Begin Supplied records
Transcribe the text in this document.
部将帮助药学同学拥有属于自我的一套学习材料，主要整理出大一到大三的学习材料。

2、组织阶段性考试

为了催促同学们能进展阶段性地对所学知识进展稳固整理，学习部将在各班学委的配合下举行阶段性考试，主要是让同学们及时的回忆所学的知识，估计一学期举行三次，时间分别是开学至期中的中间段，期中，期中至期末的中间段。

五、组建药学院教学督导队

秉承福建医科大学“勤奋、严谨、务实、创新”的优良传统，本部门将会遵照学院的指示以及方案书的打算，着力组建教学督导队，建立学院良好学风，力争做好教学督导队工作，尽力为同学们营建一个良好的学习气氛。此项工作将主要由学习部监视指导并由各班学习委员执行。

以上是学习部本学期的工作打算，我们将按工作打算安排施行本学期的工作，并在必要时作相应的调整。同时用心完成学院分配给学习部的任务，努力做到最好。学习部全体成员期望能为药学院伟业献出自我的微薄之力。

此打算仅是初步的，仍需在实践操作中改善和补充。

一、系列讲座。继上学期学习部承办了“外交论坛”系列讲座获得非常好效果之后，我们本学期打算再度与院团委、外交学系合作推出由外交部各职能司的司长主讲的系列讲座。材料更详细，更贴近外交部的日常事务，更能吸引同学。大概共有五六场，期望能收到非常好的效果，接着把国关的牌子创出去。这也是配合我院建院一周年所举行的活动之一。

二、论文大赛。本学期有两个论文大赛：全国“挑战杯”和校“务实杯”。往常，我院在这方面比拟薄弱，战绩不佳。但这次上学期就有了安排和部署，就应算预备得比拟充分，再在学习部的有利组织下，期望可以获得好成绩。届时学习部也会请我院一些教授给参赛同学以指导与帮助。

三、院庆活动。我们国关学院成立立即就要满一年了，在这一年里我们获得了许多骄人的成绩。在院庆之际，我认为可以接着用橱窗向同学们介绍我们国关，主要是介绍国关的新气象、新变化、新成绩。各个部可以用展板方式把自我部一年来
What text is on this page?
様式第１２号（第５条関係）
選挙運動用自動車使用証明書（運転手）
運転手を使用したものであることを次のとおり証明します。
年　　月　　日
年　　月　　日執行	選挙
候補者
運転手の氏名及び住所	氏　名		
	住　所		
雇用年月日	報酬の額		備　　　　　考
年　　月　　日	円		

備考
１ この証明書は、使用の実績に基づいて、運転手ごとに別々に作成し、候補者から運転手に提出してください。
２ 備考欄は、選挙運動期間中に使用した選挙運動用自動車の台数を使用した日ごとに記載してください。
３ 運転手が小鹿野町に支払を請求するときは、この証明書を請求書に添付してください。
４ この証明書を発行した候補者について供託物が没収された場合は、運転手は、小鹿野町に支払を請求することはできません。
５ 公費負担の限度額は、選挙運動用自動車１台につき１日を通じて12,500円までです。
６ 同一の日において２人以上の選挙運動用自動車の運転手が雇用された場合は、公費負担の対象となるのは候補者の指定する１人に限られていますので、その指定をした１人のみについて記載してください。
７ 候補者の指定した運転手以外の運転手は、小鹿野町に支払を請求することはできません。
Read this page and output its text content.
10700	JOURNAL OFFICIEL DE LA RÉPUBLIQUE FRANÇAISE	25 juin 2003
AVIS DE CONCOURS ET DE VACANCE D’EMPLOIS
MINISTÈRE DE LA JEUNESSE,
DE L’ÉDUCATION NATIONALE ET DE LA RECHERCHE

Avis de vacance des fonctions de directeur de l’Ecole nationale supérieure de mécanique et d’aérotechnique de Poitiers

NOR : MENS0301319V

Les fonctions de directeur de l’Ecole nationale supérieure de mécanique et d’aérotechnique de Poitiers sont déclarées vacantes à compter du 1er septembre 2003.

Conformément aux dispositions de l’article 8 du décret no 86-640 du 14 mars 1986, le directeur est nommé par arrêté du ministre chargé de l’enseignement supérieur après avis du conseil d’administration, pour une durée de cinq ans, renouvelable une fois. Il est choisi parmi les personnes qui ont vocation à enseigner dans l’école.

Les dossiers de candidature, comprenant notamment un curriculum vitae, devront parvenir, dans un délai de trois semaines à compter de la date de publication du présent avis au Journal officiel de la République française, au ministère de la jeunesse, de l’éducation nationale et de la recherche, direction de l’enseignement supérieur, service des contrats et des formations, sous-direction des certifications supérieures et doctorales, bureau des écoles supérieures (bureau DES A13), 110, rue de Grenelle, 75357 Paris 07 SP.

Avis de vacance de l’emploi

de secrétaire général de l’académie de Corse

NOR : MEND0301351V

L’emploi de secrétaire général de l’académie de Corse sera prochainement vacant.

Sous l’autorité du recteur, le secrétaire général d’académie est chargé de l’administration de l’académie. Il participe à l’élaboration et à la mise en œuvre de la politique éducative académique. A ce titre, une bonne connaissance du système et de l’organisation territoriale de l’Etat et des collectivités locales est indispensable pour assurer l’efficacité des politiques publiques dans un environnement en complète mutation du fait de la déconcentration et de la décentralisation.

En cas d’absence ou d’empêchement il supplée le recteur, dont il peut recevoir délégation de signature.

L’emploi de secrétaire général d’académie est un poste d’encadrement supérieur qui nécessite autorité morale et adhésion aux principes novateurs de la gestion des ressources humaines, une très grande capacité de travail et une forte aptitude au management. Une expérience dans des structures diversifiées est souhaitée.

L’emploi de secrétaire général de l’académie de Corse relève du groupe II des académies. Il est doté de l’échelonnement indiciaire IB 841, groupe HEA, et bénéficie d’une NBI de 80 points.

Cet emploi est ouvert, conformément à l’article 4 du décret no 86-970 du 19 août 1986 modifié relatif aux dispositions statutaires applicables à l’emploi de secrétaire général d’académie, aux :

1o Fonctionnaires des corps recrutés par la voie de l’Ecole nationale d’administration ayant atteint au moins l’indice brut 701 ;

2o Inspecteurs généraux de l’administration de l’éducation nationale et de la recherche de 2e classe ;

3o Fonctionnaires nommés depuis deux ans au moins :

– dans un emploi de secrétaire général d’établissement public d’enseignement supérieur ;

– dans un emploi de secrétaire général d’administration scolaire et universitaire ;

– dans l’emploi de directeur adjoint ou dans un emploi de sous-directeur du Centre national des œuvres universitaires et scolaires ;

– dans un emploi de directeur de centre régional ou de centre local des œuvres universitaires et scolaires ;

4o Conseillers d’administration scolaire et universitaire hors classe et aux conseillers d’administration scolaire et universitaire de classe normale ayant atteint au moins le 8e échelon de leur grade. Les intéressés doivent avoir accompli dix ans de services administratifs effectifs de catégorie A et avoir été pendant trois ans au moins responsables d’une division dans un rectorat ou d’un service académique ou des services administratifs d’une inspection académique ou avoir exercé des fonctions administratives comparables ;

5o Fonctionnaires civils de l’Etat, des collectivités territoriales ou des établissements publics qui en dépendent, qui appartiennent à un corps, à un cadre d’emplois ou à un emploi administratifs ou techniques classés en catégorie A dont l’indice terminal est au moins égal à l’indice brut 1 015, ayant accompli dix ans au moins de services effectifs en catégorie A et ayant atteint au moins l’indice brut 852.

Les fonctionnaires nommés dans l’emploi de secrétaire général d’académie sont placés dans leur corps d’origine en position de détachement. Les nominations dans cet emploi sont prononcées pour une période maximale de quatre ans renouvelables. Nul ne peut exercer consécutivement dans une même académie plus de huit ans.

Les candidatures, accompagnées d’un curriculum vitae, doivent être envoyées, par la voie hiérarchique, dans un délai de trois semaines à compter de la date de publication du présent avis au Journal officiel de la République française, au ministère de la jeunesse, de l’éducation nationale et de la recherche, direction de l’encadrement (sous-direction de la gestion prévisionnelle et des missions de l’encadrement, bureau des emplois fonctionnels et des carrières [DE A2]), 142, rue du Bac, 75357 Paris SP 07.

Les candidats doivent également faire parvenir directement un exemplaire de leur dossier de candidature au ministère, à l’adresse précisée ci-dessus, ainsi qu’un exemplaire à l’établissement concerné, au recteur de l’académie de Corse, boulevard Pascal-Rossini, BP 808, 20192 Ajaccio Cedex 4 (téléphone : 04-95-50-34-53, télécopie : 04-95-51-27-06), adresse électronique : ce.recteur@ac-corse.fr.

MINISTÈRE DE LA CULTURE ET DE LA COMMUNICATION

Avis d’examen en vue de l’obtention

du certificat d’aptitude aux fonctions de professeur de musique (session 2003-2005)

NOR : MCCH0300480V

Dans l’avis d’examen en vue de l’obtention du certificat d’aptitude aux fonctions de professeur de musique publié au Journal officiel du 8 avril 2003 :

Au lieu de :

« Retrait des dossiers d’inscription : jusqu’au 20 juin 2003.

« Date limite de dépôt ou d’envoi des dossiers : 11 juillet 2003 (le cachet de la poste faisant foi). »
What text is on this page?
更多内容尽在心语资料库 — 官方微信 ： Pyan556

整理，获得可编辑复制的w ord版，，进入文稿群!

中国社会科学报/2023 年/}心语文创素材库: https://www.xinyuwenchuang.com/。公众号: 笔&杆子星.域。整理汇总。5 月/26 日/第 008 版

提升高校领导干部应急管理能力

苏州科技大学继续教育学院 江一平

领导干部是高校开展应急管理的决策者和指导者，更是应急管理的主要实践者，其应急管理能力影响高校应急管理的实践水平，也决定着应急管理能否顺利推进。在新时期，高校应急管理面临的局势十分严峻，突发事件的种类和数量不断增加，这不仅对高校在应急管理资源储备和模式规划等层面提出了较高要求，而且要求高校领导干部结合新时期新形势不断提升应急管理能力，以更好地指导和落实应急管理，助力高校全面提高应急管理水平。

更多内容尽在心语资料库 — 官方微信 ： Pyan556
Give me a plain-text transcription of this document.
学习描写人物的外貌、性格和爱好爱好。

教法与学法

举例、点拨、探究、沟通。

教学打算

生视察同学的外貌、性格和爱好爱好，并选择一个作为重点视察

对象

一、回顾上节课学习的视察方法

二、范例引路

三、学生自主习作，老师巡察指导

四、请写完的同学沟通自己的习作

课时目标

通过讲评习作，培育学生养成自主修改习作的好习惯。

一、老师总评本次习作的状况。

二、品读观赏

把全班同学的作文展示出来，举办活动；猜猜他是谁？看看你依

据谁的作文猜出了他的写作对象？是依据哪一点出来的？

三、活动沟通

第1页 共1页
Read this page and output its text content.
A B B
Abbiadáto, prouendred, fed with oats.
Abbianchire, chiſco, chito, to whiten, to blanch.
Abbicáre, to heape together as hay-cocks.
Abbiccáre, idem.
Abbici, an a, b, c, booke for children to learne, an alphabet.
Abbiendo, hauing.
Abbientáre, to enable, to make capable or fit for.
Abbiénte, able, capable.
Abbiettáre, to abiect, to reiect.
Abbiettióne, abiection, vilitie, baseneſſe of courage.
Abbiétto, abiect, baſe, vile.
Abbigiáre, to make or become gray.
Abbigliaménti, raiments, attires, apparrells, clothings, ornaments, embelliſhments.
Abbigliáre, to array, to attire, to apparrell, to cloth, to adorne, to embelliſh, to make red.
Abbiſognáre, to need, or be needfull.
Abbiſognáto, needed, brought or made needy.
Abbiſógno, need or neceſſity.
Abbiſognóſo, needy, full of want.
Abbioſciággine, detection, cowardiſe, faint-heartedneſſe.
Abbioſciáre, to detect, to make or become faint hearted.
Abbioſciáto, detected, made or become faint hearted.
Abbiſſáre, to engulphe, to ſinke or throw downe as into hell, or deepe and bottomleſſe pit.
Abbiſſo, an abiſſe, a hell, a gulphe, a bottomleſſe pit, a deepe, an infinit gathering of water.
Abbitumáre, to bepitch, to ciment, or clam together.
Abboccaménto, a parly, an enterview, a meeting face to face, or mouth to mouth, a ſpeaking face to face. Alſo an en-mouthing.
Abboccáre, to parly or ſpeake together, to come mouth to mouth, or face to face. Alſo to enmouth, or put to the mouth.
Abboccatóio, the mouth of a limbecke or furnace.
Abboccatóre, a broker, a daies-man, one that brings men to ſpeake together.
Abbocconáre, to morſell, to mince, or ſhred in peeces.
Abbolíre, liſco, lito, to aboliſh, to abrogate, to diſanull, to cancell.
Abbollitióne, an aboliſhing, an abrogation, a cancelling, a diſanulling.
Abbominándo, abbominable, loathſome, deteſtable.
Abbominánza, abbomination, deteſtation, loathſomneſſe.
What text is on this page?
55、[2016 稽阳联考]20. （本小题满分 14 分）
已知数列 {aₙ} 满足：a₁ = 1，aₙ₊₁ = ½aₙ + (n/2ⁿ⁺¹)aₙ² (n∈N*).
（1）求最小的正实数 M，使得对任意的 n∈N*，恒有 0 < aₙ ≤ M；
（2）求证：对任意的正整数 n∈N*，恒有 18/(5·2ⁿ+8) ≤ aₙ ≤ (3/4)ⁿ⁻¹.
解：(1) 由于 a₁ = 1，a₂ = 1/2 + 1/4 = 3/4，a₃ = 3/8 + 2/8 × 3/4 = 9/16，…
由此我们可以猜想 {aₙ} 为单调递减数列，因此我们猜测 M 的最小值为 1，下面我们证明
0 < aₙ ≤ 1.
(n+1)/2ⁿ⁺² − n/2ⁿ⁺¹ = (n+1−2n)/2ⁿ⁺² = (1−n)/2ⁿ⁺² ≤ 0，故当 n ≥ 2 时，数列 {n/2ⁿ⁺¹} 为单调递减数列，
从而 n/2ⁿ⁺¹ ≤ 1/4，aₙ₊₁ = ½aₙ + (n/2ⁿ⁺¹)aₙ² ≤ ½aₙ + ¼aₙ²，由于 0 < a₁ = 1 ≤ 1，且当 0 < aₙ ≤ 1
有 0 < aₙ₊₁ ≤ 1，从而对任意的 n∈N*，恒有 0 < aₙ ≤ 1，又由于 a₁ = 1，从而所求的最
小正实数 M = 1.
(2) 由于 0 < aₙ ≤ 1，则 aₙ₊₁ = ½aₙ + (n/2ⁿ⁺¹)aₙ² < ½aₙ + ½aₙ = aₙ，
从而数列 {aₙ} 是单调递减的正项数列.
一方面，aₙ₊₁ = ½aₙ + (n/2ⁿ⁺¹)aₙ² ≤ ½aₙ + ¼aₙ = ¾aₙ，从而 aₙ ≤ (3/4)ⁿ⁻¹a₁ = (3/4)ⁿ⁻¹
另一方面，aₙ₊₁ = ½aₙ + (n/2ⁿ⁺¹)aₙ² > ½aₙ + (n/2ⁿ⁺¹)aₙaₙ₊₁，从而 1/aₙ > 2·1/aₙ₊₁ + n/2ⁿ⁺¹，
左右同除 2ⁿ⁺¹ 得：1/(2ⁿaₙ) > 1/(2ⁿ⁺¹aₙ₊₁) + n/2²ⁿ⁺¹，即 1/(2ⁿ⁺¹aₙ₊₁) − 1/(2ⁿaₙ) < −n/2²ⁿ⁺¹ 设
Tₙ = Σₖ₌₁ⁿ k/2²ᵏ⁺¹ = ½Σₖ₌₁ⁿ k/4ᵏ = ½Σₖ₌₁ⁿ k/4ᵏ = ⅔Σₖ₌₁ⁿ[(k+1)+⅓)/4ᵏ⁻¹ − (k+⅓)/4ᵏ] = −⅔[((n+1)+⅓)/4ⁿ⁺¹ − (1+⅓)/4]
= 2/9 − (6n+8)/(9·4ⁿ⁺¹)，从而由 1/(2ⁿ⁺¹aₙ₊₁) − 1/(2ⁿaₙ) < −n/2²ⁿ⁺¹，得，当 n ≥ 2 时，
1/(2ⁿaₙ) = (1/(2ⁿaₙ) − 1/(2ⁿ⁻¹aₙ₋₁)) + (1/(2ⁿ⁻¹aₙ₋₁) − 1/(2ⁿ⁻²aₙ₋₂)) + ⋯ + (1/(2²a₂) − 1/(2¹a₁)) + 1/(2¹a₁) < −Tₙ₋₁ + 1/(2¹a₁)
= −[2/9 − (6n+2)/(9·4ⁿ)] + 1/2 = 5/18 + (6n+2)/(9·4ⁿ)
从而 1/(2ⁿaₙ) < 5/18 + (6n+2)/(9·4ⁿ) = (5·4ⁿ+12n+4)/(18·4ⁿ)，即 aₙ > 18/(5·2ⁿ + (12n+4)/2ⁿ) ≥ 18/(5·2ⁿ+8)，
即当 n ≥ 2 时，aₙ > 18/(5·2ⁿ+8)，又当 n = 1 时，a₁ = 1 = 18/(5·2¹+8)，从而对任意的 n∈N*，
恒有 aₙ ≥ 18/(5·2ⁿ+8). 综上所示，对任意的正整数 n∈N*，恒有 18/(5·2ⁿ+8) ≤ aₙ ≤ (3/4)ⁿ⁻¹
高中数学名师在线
End Supplied records
* **Work to complete**
For each line of the entries that includes "capable", show that line.

* **Solution to this exercise**
Abbientáre, to enable, to make capable or fit for.
Abbiénte, able, capable.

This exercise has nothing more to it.